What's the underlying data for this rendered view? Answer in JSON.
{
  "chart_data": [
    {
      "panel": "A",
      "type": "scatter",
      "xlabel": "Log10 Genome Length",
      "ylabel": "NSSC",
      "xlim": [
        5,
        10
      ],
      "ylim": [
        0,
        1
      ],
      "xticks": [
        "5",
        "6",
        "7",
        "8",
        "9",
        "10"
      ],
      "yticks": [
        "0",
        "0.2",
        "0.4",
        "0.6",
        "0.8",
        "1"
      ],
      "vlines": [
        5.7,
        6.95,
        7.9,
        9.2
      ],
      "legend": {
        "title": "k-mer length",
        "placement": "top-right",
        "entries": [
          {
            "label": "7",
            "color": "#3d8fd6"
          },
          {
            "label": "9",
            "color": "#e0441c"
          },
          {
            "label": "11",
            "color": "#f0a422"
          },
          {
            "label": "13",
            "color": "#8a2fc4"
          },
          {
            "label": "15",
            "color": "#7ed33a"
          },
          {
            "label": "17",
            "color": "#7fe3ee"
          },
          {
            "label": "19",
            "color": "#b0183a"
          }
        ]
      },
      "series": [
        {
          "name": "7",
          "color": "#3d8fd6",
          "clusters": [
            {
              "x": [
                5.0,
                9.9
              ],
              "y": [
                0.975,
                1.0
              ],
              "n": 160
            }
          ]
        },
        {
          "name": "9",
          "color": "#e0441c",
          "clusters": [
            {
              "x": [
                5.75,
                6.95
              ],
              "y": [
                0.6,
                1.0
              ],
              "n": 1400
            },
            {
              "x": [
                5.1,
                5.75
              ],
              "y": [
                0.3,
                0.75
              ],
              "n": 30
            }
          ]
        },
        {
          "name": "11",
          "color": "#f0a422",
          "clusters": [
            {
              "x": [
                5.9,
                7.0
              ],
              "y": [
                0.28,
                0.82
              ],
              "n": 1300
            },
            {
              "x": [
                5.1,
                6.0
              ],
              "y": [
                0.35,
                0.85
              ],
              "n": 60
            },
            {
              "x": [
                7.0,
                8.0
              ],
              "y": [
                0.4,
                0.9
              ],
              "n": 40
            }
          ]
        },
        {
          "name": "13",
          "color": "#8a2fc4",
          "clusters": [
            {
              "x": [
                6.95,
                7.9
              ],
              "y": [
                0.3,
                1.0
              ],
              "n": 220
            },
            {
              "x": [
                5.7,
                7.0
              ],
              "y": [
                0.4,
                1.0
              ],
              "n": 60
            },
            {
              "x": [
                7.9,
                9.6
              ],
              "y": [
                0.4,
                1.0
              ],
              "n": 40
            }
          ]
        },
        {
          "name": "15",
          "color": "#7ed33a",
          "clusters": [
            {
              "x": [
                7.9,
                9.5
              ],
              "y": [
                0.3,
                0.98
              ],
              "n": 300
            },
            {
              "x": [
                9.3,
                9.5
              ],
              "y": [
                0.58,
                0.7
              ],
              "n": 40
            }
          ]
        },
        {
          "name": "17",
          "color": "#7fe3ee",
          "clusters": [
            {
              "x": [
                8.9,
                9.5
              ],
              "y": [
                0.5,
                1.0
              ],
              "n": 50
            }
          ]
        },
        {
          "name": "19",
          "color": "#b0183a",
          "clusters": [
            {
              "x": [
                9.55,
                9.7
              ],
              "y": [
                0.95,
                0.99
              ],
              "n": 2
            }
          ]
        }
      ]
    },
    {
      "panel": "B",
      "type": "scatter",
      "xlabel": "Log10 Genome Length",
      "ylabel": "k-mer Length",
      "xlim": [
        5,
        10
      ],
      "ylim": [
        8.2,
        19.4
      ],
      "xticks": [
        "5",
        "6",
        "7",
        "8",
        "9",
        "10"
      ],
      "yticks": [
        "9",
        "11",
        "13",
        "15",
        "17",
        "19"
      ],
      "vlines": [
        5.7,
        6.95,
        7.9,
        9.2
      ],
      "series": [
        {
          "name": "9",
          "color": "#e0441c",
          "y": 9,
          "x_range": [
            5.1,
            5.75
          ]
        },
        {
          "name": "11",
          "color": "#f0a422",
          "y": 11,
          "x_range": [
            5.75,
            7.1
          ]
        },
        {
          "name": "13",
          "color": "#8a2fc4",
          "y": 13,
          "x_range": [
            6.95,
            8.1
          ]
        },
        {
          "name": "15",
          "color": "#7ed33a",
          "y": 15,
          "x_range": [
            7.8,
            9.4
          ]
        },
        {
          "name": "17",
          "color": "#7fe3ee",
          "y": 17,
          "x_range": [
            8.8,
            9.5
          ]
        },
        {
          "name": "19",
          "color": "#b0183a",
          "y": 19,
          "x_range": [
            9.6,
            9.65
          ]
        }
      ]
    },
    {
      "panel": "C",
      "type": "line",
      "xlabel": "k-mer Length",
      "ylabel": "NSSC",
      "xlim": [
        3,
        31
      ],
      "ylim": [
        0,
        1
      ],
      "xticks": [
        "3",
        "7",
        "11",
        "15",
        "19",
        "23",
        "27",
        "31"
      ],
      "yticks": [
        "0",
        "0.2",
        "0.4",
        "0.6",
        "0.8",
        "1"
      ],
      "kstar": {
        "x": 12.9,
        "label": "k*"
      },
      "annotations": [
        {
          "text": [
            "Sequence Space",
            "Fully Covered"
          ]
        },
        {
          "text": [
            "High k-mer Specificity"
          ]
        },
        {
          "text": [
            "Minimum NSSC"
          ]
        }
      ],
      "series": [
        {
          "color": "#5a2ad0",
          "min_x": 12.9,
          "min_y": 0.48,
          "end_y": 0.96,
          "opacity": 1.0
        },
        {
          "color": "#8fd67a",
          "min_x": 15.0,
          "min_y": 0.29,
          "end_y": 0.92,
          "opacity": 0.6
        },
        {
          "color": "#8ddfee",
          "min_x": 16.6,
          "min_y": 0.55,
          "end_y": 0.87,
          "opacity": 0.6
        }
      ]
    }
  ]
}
____________
◆ **AIM OF THE EXERCISE**:
Write out the whole listing exactly as it stands.

◆ **ANSWER TO THIS EXERCISE**:
What's the underlying data for this rendered view? Answer in JSON.
{
  "chart_data": [
    {
      "panel": "A",
      "type": "scatter",
      "xlabel": "Log10 Genome Length",
      "ylabel": "NSSC",
      "xlim": [
        5,
        10
      ],
      "ylim": [
        0,
        1
      ],
      "xticks": [
        "5",
        "6",
        "7",
        "8",
        "9",
        "10"
      ],
      "yticks": [
        "0",
        "0.2",
        "0.4",
        "0.6",
        "0.8",
        "1"
      ],
      "vlines": [
        5.7,
        6.95,
        7.9,
        9.2
      ],
      "legend": {
        "title": "k-mer length",
        "placement": "top-right",
        "entries": [
          {
            "label": "7",
            "color": "#3d8fd6"
          },
          {
            "label": "9",
            "color": "#e0441c"
          },
          {
            "label": "11",
            "color": "#f0a422"
          },
          {
            "label": "13",
            "color": "#8a2fc4"
          },
          {
            "label": "15",
            "color": "#7ed33a"
          },
          {
            "label": "17",
            "color": "#7fe3ee"
          },
          {
            "label": "19",
            "color": "#b0183a"
          }
        ]
      },
      "series": [
        {
          "name": "7",
          "color": "#3d8fd6",
          "clusters": [
            {
              "x": [
                5.0,
                9.9
              ],
              "y": [
                0.975,
                1.0
              ],
              "n": 160
            }
          ]
        },
        {
          "name": "9",
          "color": "#e0441c",
          "clusters": [
            {
              "x": [
                5.75,
                6.95
              ],
              "y": [
                0.6,
                1.0
              ],
              "n": 1400
            },
            {
              "x": [
                5.1,
                5.75
              ],
              "y": [
                0.3,
                0.75
              ],
              "n": 30
            }
          ]
        },
        {
          "name": "11",
          "color": "#f0a422",
          "clusters": [
            {
              "x": [
                5.9,
                7.0
              ],
              "y": [
                0.28,
                0.82
              ],
              "n": 1300
            },
            {
              "x": [
                5.1,
                6.0
              ],
              "y": [
                0.35,
                0.85
              ],
              "n": 60
            },
            {
              "x": [
                7.0,
                8.0
              ],
              "y": [
                0.4,
                0.9
              ],
              "n": 40
            }
          ]
        },
        {
          "name": "13",
          "color": "#8a2fc4",
          "clusters": [
            {
              "x": [
                6.95,
                7.9
              ],
              "y": [
                0.3,
                1.0
              ],
              "n": 220
            },
            {
              "x": [
                5.7,
                7.0
              ],
              "y": [
                0.4,
                1.0
              ],
              "n": 60
            },
            {
              "x": [
                7.9,
                9.6
              ],
              "y": [
                0.4,
                1.0
              ],
              "n": 40
            }
          ]
        },
        {
          "name": "15",
          "color": "#7ed33a",
          "clusters": [
            {
              "x": [
                7.9,
                9.5
              ],
              "y": [
                0.3,
                0.98
              ],
              "n": 300
            },
            {
              "x": [
                9.3,
                9.5
              ],
              "y": [
                0.58,
                0.7
              ],
              "n": 40
            }
          ]
        },
        {
          "name": "17",
          "color": "#7fe3ee",
          "clusters": [
            {
              "x": [
                8.9,
                9.5
              ],
              "y": [
                0.5,
                1.0
              ],
              "n": 50
            }
          ]
        },
        {
          "name": "19",
          "color": "#b0183a",
          "clusters": [
            {
              "x": [
                9.55,
                9.7
              ],
              "y": [
                0.95,
                0.99
              ],
              "n": 2
            }
          ]
        }
      ]
    },
    {
      "panel": "B",
      "type": "scatter",
      "xlabel": "Log10 Genome Length",
      "ylabel": "k-mer Length",
      "xlim": [
        5,
        10
      ],
      "ylim": [
        8.2,
        19.4
      ],
      "xticks": [
        "5",
        "6",
        "7",
        "8",
        "9",
        "10"
      ],
      "yticks": [
        "9",
        "11",
        "13",
        "15",
        "17",
        "19"
      ],
      "vlines": [
        5.7,
        6.95,
        7.9,
        9.2
      ],
      "series": [
        {
          "name": "9",
          "color": "#e0441c",
          "y": 9,
          "x_range": [
            5.1,
            5.75
          ]
        },
        {
          "name": "11",
          "color": "#f0a422",
          "y": 11,
          "x_range": [
            5.75,
            7.1
          ]
        },
        {
          "name": "13",
          "color": "#8a2fc4",
          "y": 13,
          "x_range": [
            6.95,
            8.1
          ]
        },
        {
          "name": "15",
          "color": "#7ed33a",
          "y": 15,
          "x_range": [
            7.8,
            9.4
          ]
        },
        {
          "name": "17",
          "color": "#7fe3ee",
          "y": 17,
          "x_range": [
            8.8,
            9.5
          ]
        },
        {
          "name": "19",
          "color": "#b0183a",
          "y": 19,
          "x_range": [
            9.6,
            9.65
          ]
        }
      ]
    },
    {
      "panel": "C",
      "type": "line",
      "xlabel": "k-mer Length",
      "ylabel": "NSSC",
      "xlim": [
        3,
        31
      ],
      "ylim": [
        0,
        1
      ],
      "xticks": [
        "3",
        "7",
        "11",
        "15",
        "19",
        "23",
        "27",
        "31"
      ],
      "yticks": [
        "0",
        "0.2",
        "0.4",
        "0.6",
        "0.8",
        "1"
      ],
      "kstar": {
        "x": 12.9,
        "label": "k*"
      },
      "annotations": [
        {
          "text": [
            "Sequence Space",
            "Fully Covered"
          ]
        },
        {
          "text": [
            "High k-mer Specificity"
          ]
        },
        {
          "text": [
            "Minimum NSSC"
          ]
        }
      ],
      "series": [
        {
          "color": "#5a2ad0",
          "min_x": 12.9,
          "min_y": 0.48,
          "end_y": 0.96,
          "opacity": 1.0
        },
        {
          "color": "#8fd67a",
          "min_x": 15.0,
          "min_y": 0.29,
          "end_y": 0.92,
          "opacity": 0.6
        },
        {
          "color": "#8ddfee",
          "min_x": 16.6,
          "min_y": 0.55,
          "end_y": 0.87,
          "opacity": 0.6
        }
      ]
    }
  ]
}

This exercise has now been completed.